━━━━━ Entries

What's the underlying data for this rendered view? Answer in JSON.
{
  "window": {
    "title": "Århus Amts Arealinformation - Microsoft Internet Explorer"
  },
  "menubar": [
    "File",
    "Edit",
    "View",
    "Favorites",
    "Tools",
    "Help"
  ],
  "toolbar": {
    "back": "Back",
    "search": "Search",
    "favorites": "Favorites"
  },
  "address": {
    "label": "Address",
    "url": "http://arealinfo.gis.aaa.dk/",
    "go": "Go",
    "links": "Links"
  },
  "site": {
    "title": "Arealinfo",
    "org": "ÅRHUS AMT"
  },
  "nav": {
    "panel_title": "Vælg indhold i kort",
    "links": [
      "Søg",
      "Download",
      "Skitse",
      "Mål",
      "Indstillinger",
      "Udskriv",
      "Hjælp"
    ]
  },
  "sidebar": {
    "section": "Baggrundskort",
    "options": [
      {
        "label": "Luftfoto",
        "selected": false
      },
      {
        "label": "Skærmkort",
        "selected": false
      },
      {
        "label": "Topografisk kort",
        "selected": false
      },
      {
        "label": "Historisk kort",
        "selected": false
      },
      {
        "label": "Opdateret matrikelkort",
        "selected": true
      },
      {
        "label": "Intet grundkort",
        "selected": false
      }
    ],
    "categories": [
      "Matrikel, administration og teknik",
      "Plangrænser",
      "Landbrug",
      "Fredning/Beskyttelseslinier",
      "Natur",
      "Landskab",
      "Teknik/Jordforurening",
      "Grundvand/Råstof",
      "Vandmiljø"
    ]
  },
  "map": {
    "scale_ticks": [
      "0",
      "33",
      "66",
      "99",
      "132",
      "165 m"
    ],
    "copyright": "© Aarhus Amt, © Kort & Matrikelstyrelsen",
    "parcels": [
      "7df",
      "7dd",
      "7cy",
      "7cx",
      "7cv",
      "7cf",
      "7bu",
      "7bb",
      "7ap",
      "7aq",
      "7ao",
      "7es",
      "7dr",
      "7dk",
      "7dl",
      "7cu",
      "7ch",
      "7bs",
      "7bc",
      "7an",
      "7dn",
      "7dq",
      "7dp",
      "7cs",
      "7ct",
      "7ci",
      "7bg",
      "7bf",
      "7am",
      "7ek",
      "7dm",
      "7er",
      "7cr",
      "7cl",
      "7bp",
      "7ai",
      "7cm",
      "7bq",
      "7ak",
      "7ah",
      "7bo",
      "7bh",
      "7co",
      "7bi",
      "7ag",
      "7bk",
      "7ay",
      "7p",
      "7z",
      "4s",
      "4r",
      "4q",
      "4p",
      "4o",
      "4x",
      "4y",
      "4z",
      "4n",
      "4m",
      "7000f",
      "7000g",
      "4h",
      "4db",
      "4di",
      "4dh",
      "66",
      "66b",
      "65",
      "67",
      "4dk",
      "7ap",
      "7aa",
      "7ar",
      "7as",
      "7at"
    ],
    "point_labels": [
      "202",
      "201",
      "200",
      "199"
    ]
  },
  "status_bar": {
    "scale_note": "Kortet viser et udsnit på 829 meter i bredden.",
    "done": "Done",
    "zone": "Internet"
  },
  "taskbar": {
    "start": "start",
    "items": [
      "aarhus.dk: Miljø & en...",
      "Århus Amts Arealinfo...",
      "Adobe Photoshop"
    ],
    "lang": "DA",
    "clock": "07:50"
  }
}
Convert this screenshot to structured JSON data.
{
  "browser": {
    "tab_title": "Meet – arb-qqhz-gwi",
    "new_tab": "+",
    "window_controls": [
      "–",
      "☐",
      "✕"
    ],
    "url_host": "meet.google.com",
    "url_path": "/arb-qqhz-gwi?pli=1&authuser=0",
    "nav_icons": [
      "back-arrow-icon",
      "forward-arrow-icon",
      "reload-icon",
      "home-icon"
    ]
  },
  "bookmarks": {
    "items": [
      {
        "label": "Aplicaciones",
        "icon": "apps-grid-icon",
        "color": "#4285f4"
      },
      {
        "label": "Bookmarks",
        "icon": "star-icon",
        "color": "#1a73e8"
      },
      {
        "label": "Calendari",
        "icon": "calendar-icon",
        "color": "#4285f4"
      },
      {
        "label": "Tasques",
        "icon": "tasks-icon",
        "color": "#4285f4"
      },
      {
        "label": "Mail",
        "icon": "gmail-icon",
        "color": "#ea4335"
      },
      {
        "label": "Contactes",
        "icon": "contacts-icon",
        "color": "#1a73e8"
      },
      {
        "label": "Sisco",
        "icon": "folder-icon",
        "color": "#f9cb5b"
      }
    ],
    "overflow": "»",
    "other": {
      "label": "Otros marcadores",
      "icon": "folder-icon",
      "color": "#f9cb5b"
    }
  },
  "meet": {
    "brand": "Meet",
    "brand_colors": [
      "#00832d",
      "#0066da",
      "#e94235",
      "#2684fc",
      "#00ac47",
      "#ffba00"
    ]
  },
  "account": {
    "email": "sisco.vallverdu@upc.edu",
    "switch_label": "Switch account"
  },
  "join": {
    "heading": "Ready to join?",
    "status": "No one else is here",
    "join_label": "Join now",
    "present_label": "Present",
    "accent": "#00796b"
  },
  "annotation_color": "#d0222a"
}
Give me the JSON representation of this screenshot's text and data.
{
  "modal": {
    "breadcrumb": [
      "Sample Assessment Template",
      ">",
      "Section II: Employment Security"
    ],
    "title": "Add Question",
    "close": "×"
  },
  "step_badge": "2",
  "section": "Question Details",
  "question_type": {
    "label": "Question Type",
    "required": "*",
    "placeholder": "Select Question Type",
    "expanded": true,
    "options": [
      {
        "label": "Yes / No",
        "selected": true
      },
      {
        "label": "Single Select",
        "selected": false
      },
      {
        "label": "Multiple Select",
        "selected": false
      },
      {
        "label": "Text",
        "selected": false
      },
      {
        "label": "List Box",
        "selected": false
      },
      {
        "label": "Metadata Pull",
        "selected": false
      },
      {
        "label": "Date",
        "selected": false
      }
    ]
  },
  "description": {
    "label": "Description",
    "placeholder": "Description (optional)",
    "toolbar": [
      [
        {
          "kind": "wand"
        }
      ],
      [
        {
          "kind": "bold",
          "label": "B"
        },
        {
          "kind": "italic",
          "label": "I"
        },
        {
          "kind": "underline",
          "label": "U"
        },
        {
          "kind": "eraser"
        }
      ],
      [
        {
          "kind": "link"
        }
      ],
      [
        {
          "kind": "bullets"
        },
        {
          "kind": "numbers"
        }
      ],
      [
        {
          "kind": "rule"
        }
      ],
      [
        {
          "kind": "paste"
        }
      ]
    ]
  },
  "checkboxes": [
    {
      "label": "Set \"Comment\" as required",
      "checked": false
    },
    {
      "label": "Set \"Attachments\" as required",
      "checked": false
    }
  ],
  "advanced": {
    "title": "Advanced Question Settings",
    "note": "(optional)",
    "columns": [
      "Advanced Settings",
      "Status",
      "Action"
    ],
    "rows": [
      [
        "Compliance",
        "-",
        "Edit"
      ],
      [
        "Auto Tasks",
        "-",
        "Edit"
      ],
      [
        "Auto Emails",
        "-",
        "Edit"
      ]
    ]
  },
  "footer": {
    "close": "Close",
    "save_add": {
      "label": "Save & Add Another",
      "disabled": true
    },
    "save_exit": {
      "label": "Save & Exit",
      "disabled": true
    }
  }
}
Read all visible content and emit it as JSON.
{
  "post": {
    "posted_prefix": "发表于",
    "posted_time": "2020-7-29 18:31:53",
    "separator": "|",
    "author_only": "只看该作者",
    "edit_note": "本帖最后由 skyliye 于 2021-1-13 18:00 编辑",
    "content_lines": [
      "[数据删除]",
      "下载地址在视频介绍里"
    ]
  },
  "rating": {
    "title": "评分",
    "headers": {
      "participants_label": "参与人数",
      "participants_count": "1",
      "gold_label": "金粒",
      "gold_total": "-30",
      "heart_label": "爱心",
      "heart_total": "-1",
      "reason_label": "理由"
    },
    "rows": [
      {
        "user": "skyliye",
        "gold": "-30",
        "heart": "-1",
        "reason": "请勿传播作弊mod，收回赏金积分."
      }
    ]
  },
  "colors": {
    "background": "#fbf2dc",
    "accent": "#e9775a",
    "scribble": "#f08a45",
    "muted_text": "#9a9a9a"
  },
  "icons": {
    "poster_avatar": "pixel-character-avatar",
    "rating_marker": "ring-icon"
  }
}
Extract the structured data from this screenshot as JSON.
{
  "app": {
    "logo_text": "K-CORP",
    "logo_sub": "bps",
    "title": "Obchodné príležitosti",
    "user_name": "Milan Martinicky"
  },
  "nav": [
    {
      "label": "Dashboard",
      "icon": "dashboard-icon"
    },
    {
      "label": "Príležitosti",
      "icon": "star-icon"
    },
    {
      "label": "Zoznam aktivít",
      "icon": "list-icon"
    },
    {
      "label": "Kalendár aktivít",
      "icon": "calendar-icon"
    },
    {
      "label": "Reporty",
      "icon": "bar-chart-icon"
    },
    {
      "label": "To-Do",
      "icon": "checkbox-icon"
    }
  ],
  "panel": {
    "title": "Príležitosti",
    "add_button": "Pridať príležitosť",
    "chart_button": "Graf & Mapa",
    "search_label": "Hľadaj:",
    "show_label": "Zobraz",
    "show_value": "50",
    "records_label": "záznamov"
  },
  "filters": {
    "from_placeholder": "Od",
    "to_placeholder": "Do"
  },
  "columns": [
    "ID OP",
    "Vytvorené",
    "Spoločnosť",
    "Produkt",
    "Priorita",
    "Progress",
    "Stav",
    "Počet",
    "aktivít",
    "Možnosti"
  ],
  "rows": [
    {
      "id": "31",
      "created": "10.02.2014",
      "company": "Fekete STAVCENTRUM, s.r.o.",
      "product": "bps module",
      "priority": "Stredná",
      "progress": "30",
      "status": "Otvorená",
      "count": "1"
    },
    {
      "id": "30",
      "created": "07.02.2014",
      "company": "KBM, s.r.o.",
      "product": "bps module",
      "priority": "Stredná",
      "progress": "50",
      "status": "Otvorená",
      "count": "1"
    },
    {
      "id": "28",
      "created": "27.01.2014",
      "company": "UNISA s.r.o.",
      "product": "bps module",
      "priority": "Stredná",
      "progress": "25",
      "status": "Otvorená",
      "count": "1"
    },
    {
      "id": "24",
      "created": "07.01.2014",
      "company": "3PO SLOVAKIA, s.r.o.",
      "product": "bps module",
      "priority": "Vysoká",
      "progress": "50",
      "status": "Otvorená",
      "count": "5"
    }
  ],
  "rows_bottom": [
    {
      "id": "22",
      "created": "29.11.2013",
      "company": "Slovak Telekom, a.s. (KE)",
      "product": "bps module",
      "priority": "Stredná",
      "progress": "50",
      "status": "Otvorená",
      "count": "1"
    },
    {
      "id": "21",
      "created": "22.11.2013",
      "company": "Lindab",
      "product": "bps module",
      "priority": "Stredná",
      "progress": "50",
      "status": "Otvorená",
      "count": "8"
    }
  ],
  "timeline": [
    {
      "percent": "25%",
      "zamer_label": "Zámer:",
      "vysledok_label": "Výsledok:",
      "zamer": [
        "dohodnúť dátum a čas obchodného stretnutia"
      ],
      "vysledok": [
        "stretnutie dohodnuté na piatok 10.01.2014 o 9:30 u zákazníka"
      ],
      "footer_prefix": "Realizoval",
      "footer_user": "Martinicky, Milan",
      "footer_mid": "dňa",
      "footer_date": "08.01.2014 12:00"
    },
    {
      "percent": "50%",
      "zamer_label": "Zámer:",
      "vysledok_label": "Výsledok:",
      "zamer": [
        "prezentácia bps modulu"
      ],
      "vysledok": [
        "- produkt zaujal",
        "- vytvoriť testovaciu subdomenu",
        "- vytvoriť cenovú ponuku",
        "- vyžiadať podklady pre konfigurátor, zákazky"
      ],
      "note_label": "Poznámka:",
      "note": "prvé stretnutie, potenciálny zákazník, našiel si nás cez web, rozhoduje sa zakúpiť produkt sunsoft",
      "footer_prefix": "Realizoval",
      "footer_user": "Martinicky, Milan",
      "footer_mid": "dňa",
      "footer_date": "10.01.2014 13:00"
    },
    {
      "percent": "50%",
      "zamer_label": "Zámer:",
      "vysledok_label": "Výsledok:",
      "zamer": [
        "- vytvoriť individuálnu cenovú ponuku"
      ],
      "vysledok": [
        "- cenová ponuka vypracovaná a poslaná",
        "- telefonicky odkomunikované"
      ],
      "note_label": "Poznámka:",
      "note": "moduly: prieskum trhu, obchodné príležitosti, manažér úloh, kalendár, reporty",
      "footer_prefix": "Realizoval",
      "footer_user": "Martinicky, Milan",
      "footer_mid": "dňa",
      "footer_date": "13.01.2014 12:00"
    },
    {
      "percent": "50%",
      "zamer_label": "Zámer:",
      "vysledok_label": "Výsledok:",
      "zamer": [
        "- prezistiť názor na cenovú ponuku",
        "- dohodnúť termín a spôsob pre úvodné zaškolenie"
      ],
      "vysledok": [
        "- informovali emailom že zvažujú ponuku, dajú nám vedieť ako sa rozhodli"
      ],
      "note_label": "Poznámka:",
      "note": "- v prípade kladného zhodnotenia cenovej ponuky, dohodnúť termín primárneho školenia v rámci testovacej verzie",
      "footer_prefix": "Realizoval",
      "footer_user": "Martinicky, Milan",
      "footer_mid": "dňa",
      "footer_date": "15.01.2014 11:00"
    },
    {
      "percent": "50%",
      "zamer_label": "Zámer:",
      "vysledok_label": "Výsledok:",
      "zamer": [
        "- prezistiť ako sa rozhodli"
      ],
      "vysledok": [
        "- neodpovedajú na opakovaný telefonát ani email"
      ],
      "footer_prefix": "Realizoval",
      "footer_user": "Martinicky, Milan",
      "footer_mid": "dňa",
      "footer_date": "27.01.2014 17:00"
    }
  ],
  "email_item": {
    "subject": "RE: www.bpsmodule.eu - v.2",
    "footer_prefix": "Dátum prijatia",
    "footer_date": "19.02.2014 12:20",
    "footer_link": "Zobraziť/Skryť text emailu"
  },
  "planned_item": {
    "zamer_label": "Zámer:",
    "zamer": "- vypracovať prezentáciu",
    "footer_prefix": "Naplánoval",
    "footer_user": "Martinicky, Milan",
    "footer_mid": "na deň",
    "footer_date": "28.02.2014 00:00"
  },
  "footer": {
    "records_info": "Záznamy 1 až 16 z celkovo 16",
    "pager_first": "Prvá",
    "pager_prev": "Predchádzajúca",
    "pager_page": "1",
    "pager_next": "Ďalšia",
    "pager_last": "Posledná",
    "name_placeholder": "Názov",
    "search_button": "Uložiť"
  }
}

━━━━━━━━━━

▸ **Exercise**
Which lines in the listing above hold the word "skyliye"? Show each of them.

▸ **Answer to this exercise**
    "edit_note": "本帖最后由 skyliye 于 2021-1-13 18:00 编辑",
        "user": "skyliye",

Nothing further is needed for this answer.